TEXTE SOURCE -
P-au-P., 9 dec. 03 [AlterPresse] --- Des hordes de partisans du président Jean Bertrand Aristide ont livré
l’assaut contre deux des onze unités de l’Université d’Etat d’Haïti, la
Faculté des Sciences Humaines (FASCH) et l’Institut de Gestion et des Hautes
Etudes Internationales (INAGHEI), le vendredi 5 décembre.
Au moins vingt-cinq personnes ont été blessées dont le recteur de
l’Université d’Etat d’Haïti, Pierre Marie Paquiot et le vice-recteur aux
affaires académiques, Wilson Lalau.
Les échauffourées ont commencé quand des « militants » lavalas ont assailli
de pierres le local de la FASCH pour bloquer une manifestation estudiantine,
pour réclamer la démission du Chef de l’Etat, qui devait partir de
l’enceinte de cette faculté. Les étudiants réunis au sein du bâtiment ont
alors répliqué, provoquant quelque cinq blessés par jets de pierres dans les
rangs des « organisations populaires » lavalas.

EXERCICES À FAIRE -
1. D'après l'article sur l'attaque de l'université, combien de personnes au moins ont été blessées ?
2. Dans l'article sur l'attaque de l'université, recopiez le passage depuis « P-au-P., 9 dec. » jusqu'à « vendredi 5 décembre. » inclus, en renommant « FASCH » en « FSH ».
3. Écrivez la suite de l'article sur l'attaque de l'université, à partir de sa dernière phrase.

Annotations spatiales:

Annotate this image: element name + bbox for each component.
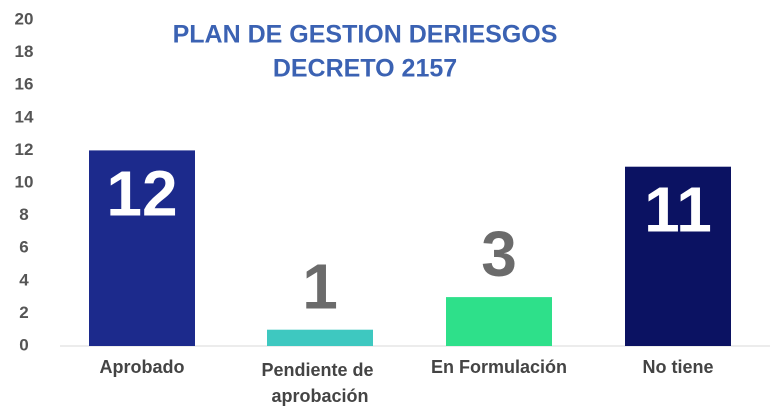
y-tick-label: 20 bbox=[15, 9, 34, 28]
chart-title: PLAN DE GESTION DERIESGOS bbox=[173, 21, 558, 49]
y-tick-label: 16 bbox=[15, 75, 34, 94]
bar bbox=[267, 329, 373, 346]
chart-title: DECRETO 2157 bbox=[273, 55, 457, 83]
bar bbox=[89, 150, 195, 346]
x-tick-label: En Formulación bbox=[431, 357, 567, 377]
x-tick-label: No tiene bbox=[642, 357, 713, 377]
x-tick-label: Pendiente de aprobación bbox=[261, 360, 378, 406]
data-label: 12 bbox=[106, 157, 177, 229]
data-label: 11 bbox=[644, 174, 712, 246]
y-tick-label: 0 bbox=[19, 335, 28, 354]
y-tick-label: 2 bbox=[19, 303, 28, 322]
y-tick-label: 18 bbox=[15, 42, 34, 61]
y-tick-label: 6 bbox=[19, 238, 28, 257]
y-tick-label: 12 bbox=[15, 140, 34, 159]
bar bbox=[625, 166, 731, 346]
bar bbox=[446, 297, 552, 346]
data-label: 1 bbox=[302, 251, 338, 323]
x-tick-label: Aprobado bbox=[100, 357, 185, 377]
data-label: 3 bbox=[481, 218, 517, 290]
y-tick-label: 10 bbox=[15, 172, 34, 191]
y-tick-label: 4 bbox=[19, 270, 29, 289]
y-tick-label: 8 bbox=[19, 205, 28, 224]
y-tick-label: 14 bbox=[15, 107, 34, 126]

RÉPONSES AUX EXERCICES -
1. Au moins vingt-cinq personnes ont été blessées.

2.
P-au-P., 9 dec. 03 [AlterPresse] --- Des hordes de partisans du président Jean Bertrand Aristide ont livré
l’assaut contre deux des onze unités de l’Université d’Etat d’Haïti, la
Faculté des Sciences Humaines (FSH) et l’Institut de Gestion et des Hautes
Etudes Internationales (INAGHEI), le vendredi 5 décembre.

3.
Au cours de ces échanges (de jets de pierres), qui ont duré plusieurs
heures, la police s’est montrée passive en dépit d’appels désespérés lancés
par diverses personnalités pour réclamer une action appropriée pour
faciliter l’évacuation des étudiants.
Le recteur de l’Université, Pierre Marie Paquiot, qui s’était dépêché à la
Faculté des Sciences Humaines, avait auparavant indiqué avoir obtenu la
garantie formelle du Premier ministre Yvon Neptune que toutes les
dispositions de sécurité allaient être prises.
Profitant de la concentration des regards sur les pourparlers entre le
recteur Paquiot et les étudiants en vue de l’évacuation de ces derniers par
la police, les partisans du pouvoir ont créé une brèche au niveau du mur
arrière de la FASCH.
Après avoir investi le local, les bandes lavalas allaient comme des fauves se
lancer sur les étudiants et professeurs présents. On craignait alors un
massacre. Il en est résulté une situation de sauve-qui-peut.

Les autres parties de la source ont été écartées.